### EXERCISE DIRECTIONS:
Give the data below again, word for word.

(Entries taken from a collection)
Start

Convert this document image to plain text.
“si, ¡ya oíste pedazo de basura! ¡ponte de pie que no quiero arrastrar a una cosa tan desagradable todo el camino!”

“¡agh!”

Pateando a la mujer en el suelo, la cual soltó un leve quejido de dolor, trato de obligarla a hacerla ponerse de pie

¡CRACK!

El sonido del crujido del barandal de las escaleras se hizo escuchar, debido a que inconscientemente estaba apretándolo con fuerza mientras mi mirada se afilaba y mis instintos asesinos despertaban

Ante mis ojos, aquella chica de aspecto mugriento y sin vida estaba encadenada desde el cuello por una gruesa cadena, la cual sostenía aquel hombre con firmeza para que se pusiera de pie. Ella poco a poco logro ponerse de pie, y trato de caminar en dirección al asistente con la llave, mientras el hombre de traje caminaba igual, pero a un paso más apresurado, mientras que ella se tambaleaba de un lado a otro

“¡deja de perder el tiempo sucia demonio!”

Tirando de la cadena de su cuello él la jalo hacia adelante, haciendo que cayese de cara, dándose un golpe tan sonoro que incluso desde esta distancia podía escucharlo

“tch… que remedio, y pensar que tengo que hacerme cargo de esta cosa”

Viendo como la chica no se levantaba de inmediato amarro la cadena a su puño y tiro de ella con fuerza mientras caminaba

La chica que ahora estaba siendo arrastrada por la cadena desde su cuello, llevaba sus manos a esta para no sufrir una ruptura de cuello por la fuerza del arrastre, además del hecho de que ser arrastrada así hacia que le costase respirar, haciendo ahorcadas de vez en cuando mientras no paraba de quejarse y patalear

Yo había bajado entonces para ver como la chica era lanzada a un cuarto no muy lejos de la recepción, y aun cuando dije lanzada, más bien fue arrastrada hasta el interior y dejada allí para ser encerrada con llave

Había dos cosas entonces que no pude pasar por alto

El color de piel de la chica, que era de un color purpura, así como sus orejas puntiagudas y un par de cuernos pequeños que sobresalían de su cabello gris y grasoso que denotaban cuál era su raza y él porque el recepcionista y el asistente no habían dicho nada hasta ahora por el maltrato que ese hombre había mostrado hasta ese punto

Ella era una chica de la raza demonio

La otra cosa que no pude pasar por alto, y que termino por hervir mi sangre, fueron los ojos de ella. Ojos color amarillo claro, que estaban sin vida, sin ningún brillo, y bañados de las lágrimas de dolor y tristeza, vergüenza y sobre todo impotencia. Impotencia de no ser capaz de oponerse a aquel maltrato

End

### SOLUTION FOR THIS PROBLEM:
Convert this document image to plain text.
“si, ¡ya oíste pedazo de basura! ¡ponte de pie que no quiero arrastrar a una cosa tan desagradable todo el camino!”

“¡agh!”

Pateando a la mujer en el suelo, la cual soltó un leve quejido de dolor, trato de obligarla a hacerla ponerse de pie

¡CRACK!

El sonido del crujido del barandal de las escaleras se hizo escuchar, debido a que inconscientemente estaba apretándolo con fuerza mientras mi mirada se afilaba y mis instintos asesinos despertaban

Ante mis ojos, aquella chica de aspecto mugriento y sin vida estaba encadenada desde el cuello por una gruesa cadena, la cual sostenía aquel hombre con firmeza para que se pusiera de pie. Ella poco a poco logro ponerse de pie, y trato de caminar en dirección al asistente con la llave, mientras el hombre de traje caminaba igual, pero a un paso más apresurado, mientras que ella se tambaleaba de un lado a otro

“¡deja de perder el tiempo sucia demonio!”

Tirando de la cadena de su cuello él la jalo hacia adelante, haciendo que cayese de cara, dándose un golpe tan sonoro que incluso desde esta distancia podía escucharlo

“tch… que remedio, y pensar que tengo que hacerme cargo de esta cosa”

Viendo como la chica no se levantaba de inmediato amarro la cadena a su puño y tiro de ella con fuerza mientras caminaba

La chica que ahora estaba siendo arrastrada por la cadena desde su cuello, llevaba sus manos a esta para no sufrir una ruptura de cuello por la fuerza del arrastre, además del hecho de que ser arrastrada así hacia que le costase respirar, haciendo ahorcadas de vez en cuando mientras no paraba de quejarse y patalear

Yo había bajado entonces para ver como la chica era lanzada a un cuarto no muy lejos de la recepción, y aun cuando dije lanzada, más bien fue arrastrada hasta el interior y dejada allí para ser encerrada con llave

Había dos cosas entonces que no pude pasar por alto

El color de piel de la chica, que era de un color purpura, así como sus orejas puntiagudas y un par de cuernos pequeños que sobresalían de su cabello gris y grasoso que denotaban cuál era su raza y él porque el recepcionista y el asistente no habían dicho nada hasta ahora por el maltrato que ese hombre había mostrado hasta ese punto

Ella era una chica de la raza demonio

La otra cosa que no pude pasar por alto, y que termino por hervir mi sangre, fueron los ojos de ella. Ojos color amarillo claro, que estaban sin vida, sin ningún brillo, y bañados de las lágrimas de dolor y tristeza, vergüenza y sobre todo impotencia. Impotencia de no ser capaz de oponerse a aquel maltrato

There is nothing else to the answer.